# Start of Excerpted data

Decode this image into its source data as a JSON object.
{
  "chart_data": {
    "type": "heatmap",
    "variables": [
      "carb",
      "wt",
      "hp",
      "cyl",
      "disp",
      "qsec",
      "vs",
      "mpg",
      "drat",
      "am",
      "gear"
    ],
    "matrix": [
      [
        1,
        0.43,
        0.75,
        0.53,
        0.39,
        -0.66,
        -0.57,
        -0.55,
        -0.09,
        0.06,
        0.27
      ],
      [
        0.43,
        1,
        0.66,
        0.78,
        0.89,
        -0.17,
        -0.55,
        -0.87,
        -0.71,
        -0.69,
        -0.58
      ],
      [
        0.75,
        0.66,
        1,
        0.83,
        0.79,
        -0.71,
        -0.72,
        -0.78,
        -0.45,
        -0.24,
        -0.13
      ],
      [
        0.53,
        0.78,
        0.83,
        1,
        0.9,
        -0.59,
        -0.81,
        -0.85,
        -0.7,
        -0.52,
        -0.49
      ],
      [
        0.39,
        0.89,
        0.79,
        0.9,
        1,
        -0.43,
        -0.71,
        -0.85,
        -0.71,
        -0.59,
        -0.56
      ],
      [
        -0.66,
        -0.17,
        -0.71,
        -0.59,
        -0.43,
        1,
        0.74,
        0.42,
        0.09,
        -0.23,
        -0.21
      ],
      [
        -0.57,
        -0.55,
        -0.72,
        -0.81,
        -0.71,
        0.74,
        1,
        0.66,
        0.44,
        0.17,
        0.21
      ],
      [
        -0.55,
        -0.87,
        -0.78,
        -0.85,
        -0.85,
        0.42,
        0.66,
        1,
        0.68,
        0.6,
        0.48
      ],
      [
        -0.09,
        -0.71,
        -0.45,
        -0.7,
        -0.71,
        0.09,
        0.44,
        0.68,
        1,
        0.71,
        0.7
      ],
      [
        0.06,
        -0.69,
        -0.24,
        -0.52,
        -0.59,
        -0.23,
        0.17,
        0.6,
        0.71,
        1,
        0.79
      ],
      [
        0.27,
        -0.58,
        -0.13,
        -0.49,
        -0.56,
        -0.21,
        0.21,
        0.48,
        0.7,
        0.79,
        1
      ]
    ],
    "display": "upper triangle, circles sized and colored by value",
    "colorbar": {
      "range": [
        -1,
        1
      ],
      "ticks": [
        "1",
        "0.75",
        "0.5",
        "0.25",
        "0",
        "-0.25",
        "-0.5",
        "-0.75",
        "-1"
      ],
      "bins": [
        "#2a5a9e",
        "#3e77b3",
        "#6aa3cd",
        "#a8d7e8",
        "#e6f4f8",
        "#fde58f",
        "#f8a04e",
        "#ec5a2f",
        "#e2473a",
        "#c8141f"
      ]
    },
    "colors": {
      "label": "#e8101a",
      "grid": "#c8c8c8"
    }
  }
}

# End of Excerpted data

_Written problem_
Extract the complete set of records unchanged.

_Solution for this task_
Decode this image into its source data as a JSON object.
{
  "chart_data": {
    "type": "heatmap",
    "variables": [
      "carb",
      "wt",
      "hp",
      "cyl",
      "disp",
      "qsec",
      "vs",
      "mpg",
      "drat",
      "am",
      "gear"
    ],
    "matrix": [
      [
        1,
        0.43,
        0.75,
        0.53,
        0.39,
        -0.66,
        -0.57,
        -0.55,
        -0.09,
        0.06,
        0.27
      ],
      [
        0.43,
        1,
        0.66,
        0.78,
        0.89,
        -0.17,
        -0.55,
        -0.87,
        -0.71,
        -0.69,
        -0.58
      ],
      [
        0.75,
        0.66,
        1,
        0.83,
        0.79,
        -0.71,
        -0.72,
        -0.78,
        -0.45,
        -0.24,
        -0.13
      ],
      [
        0.53,
        0.78,
        0.83,
        1,
        0.9,
        -0.59,
        -0.81,
        -0.85,
        -0.7,
        -0.52,
        -0.49
      ],
      [
        0.39,
        0.89,
        0.79,
        0.9,
        1,
        -0.43,
        -0.71,
        -0.85,
        -0.71,
        -0.59,
        -0.56
      ],
      [
        -0.66,
        -0.17,
        -0.71,
        -0.59,
        -0.43,
        1,
        0.74,
        0.42,
        0.09,
        -0.23,
        -0.21
      ],
      [
        -0.57,
        -0.55,
        -0.72,
        -0.81,
        -0.71,
        0.74,
        1,
        0.66,
        0.44,
        0.17,
        0.21
      ],
      [
        -0.55,
        -0.87,
        -0.78,
        -0.85,
        -0.85,
        0.42,
        0.66,
        1,
        0.68,
        0.6,
        0.48
      ],
      [
        -0.09,
        -0.71,
        -0.45,
        -0.7,
        -0.71,
        0.09,
        0.44,
        0.68,
        1,
        0.71,
        0.7
      ],
      [
        0.06,
        -0.69,
        -0.24,
        -0.52,
        -0.59,
        -0.23,
        0.17,
        0.6,
        0.71,
        1,
        0.79
      ],
      [
        0.27,
        -0.58,
        -0.13,
        -0.49,
        -0.56,
        -0.21,
        0.21,
        0.48,
        0.7,
        0.79,
        1
      ]
    ],
    "display": "upper triangle, circles sized and colored by value",
    "colorbar": {
      "range": [
        -1,
        1
      ],
      "ticks": [
        "1",
        "0.75",
        "0.5",
        "0.25",
        "0",
        "-0.25",
        "-0.5",
        "-0.75",
        "-1"
      ],
      "bins": [
        "#2a5a9e",
        "#3e77b3",
        "#6aa3cd",
        "#a8d7e8",
        "#e6f4f8",
        "#fde58f",
        "#f8a04e",
        "#ec5a2f",
        "#e2473a",
        "#c8141f"
      ]
    },
    "colors": {
      "label": "#e8101a",
      "grid": "#c8c8c8"
    }
  }
}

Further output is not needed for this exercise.